The request:
All records should be reproduced verbatim.

- - - - - - -

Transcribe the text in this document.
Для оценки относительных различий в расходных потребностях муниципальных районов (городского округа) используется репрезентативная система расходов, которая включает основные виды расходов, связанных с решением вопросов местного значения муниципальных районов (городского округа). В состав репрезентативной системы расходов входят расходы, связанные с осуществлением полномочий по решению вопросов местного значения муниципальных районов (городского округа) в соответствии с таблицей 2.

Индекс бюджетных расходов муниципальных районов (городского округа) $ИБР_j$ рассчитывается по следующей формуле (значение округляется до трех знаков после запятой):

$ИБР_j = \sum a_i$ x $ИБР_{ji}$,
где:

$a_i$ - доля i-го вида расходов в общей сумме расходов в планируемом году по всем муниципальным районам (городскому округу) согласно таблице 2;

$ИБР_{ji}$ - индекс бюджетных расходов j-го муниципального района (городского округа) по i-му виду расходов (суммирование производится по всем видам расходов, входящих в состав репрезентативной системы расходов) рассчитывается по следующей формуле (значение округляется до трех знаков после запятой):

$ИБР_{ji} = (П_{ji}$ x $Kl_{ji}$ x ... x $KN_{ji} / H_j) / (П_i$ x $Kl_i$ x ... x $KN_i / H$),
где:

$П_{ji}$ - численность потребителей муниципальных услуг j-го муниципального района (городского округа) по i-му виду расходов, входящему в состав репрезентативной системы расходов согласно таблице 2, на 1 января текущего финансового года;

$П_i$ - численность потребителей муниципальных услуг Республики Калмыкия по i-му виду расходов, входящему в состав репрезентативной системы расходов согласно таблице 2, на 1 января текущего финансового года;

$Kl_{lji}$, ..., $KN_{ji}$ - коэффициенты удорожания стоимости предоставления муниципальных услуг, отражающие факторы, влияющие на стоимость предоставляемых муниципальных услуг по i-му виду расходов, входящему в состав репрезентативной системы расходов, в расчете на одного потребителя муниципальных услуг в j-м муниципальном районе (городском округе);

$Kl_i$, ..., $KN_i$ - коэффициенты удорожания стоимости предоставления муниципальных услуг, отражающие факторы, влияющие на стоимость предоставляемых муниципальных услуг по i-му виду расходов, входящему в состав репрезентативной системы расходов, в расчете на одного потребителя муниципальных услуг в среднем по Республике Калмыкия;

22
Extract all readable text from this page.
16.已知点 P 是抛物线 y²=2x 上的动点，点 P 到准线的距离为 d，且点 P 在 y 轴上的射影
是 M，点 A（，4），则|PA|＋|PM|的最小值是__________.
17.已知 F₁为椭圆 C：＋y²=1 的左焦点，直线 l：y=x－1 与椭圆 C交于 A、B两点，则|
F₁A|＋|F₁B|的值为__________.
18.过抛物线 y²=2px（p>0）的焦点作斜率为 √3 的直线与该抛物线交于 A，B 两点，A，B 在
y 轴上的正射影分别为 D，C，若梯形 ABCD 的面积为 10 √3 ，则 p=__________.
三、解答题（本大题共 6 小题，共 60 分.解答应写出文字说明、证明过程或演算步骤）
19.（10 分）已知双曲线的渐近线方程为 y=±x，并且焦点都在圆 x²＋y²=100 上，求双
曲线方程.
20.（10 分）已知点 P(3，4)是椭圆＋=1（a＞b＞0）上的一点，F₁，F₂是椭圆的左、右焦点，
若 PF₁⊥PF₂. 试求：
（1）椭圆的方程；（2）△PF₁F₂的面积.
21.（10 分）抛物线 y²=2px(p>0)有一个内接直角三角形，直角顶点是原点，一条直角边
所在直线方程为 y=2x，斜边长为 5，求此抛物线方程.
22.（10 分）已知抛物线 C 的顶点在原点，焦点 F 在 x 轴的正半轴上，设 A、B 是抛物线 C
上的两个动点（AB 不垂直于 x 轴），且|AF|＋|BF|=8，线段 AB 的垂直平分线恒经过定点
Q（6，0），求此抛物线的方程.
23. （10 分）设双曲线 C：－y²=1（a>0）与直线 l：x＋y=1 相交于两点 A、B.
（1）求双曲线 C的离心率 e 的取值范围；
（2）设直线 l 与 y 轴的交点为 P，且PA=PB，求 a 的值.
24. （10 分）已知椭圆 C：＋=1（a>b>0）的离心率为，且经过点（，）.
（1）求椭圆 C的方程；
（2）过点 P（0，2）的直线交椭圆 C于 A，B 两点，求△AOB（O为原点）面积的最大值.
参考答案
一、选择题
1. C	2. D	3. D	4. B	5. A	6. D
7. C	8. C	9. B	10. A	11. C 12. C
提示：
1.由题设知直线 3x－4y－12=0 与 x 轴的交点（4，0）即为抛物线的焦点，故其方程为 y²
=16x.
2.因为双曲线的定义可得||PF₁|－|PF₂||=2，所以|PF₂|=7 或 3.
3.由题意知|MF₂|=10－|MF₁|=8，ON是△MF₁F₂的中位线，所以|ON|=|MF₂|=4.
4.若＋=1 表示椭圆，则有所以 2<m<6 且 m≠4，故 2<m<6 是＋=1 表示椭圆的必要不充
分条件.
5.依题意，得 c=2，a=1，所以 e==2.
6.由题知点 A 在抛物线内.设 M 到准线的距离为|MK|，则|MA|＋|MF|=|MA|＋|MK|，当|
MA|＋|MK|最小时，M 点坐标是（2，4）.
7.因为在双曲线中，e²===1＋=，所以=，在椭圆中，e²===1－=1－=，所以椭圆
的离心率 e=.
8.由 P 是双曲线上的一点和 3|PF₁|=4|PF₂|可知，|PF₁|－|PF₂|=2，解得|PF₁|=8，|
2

- - - - - - -

Answer below:
Transcribe the text in this document.
Для оценки относительных различий в расходных потребностях муниципальных районов (городского округа) используется репрезентативная система расходов, которая включает основные виды расходов, связанных с решением вопросов местного значения муниципальных районов (городского округа). В состав репрезентативной системы расходов входят расходы, связанные с осуществлением полномочий по решению вопросов местного значения муниципальных районов (городского округа) в соответствии с таблицей 2.

Индекс бюджетных расходов муниципальных районов (городского округа) $ИБР_j$ рассчитывается по следующей формуле (значение округляется до трех знаков после запятой):

$ИБР_j = \sum a_i$ x $ИБР_{ji}$,
где:

$a_i$ - доля i-го вида расходов в общей сумме расходов в планируемом году по всем муниципальным районам (городскому округу) согласно таблице 2;

$ИБР_{ji}$ - индекс бюджетных расходов j-го муниципального района (городского округа) по i-му виду расходов (суммирование производится по всем видам расходов, входящих в состав репрезентативной системы расходов) рассчитывается по следующей формуле (значение округляется до трех знаков после запятой):

$ИБР_{ji} = (П_{ji}$ x $Kl_{ji}$ x ... x $KN_{ji} / H_j) / (П_i$ x $Kl_i$ x ... x $KN_i / H$),
где:

$П_{ji}$ - численность потребителей муниципальных услуг j-го муниципального района (городского округа) по i-му виду расходов, входящему в состав репрезентативной системы расходов согласно таблице 2, на 1 января текущего финансового года;

$П_i$ - численность потребителей муниципальных услуг Республики Калмыкия по i-му виду расходов, входящему в состав репрезентативной системы расходов согласно таблице 2, на 1 января текущего финансового года;

$Kl_{lji}$, ..., $KN_{ji}$ - коэффициенты удорожания стоимости предоставления муниципальных услуг, отражающие факторы, влияющие на стоимость предоставляемых муниципальных услуг по i-му виду расходов, входящему в состав репрезентативной системы расходов, в расчете на одного потребителя муниципальных услуг в j-м муниципальном районе (городском округе);

$Kl_i$, ..., $KN_i$ - коэффициенты удорожания стоимости предоставления муниципальных услуг, отражающие факторы, влияющие на стоимость предоставляемых муниципальных услуг по i-му виду расходов, входящему в состав репрезентативной системы расходов, в расчете на одного потребителя муниципальных услуг в среднем по Республике Калмыкия;

22
Extract all readable text from this page.
16.已知点 P 是抛物线 y²=2x 上的动点，点 P 到准线的距离为 d，且点 P 在 y 轴上的射影
是 M，点 A（，4），则|PA|＋|PM|的最小值是__________.
17.已知 F₁为椭圆 C：＋y²=1 的左焦点，直线 l：y=x－1 与椭圆 C交于 A、B两点，则|
F₁A|＋|F₁B|的值为__________.
18.过抛物线 y²=2px（p>0）的焦点作斜率为 √3 的直线与该抛物线交于 A，B 两点，A，B 在
y 轴上的正射影分别为 D，C，若梯形 ABCD 的面积为 10 √3 ，则 p=__________.
三、解答题（本大题共 6 小题，共 60 分.解答应写出文字说明、证明过程或演算步骤）
19.（10 分）已知双曲线的渐近线方程为 y=±x，并且焦点都在圆 x²＋y²=100 上，求双
曲线方程.
20.（10 分）已知点 P(3，4)是椭圆＋=1（a＞b＞0）上的一点，F₁，F₂是椭圆的左、右焦点，
若 PF₁⊥PF₂. 试求：
（1）椭圆的方程；（2）△PF₁F₂的面积.
21.（10 分）抛物线 y²=2px(p>0)有一个内接直角三角形，直角顶点是原点，一条直角边
所在直线方程为 y=2x，斜边长为 5，求此抛物线方程.
22.（10 分）已知抛物线 C 的顶点在原点，焦点 F 在 x 轴的正半轴上，设 A、B 是抛物线 C
上的两个动点（AB 不垂直于 x 轴），且|AF|＋|BF|=8，线段 AB 的垂直平分线恒经过定点
Q（6，0），求此抛物线的方程.
23. （10 分）设双曲线 C：－y²=1（a>0）与直线 l：x＋y=1 相交于两点 A、B.
（1）求双曲线 C的离心率 e 的取值范围；
（2）设直线 l 与 y 轴的交点为 P，且PA=PB，求 a 的值.
24. （10 分）已知椭圆 C：＋=1（a>b>0）的离心率为，且经过点（，）.
（1）求椭圆 C的方程；
（2）过点 P（0，2）的直线交椭圆 C于 A，B 两点，求△AOB（O为原点）面积的最大值.
参考答案
一、选择题
1. C	2. D	3. D	4. B	5. A	6. D
7. C	8. C	9. B	10. A	11. C 12. C
提示：
1.由题设知直线 3x－4y－12=0 与 x 轴的交点（4，0）即为抛物线的焦点，故其方程为 y²
=16x.
2.因为双曲线的定义可得||PF₁|－|PF₂||=2，所以|PF₂|=7 或 3.
3.由题意知|MF₂|=10－|MF₁|=8，ON是△MF₁F₂的中位线，所以|ON|=|MF₂|=4.
4.若＋=1 表示椭圆，则有所以 2<m<6 且 m≠4，故 2<m<6 是＋=1 表示椭圆的必要不充
分条件.
5.依题意，得 c=2，a=1，所以 e==2.
6.由题知点 A 在抛物线内.设 M 到准线的距离为|MK|，则|MA|＋|MF|=|MA|＋|MK|，当|
MA|＋|MK|最小时，M 点坐标是（2，4）.
7.因为在双曲线中，e²===1＋=，所以=，在椭圆中，e²===1－=1－=，所以椭圆
的离心率 e=.
8.由 P 是双曲线上的一点和 3|PF₁|=4|PF₂|可知，|PF₁|－|PF₂|=2，解得|PF₁|=8，|
2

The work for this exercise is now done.